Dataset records
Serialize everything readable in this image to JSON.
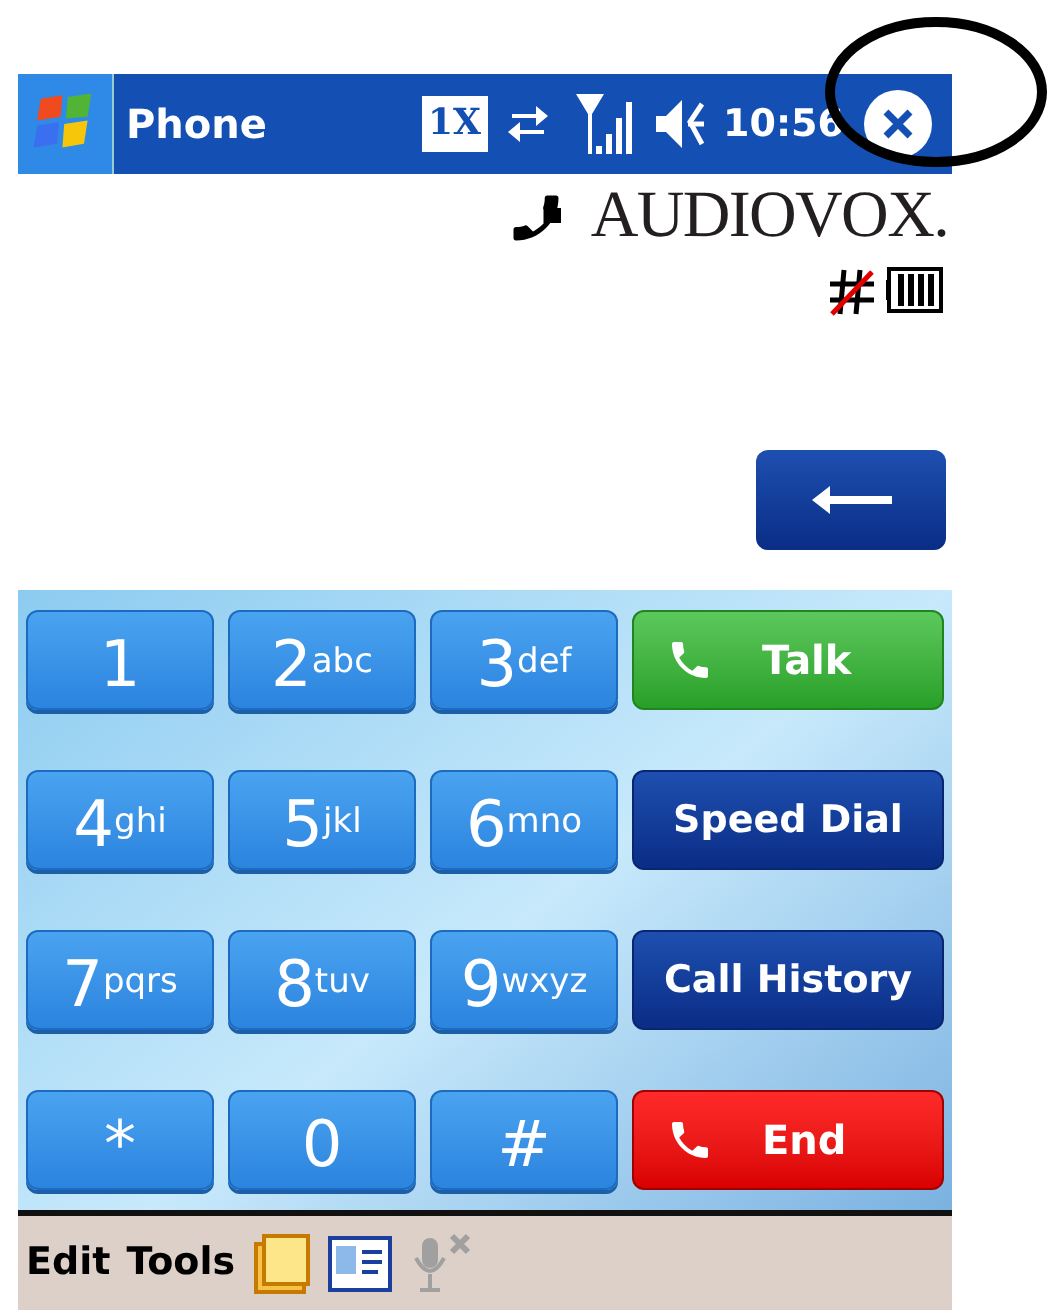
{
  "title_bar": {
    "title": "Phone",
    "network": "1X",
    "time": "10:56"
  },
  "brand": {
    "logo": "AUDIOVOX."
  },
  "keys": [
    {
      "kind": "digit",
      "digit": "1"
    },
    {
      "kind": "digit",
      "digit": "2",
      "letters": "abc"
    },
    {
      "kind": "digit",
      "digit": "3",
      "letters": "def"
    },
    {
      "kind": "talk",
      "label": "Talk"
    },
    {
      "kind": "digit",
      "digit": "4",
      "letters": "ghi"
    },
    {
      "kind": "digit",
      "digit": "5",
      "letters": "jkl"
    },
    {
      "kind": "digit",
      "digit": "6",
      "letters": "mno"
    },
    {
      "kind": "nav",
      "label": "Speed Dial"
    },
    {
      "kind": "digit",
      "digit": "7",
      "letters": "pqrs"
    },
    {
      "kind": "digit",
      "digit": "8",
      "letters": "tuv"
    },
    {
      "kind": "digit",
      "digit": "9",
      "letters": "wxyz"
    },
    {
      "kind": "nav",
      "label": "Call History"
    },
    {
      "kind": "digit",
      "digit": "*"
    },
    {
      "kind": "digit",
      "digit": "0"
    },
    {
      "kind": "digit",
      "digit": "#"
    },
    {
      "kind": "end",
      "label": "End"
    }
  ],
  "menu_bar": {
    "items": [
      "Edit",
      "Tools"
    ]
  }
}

* [Prompt]
Select and copy every line of the material that holds the string "letters".

* [Solved problem]
      "letters": "abc"
      "letters": "def"
      "letters": "ghi"
      "letters": "jkl"
      "letters": "mno"
      "letters": "pqrs"
      "letters": "tuv"
      "letters": "wxyz"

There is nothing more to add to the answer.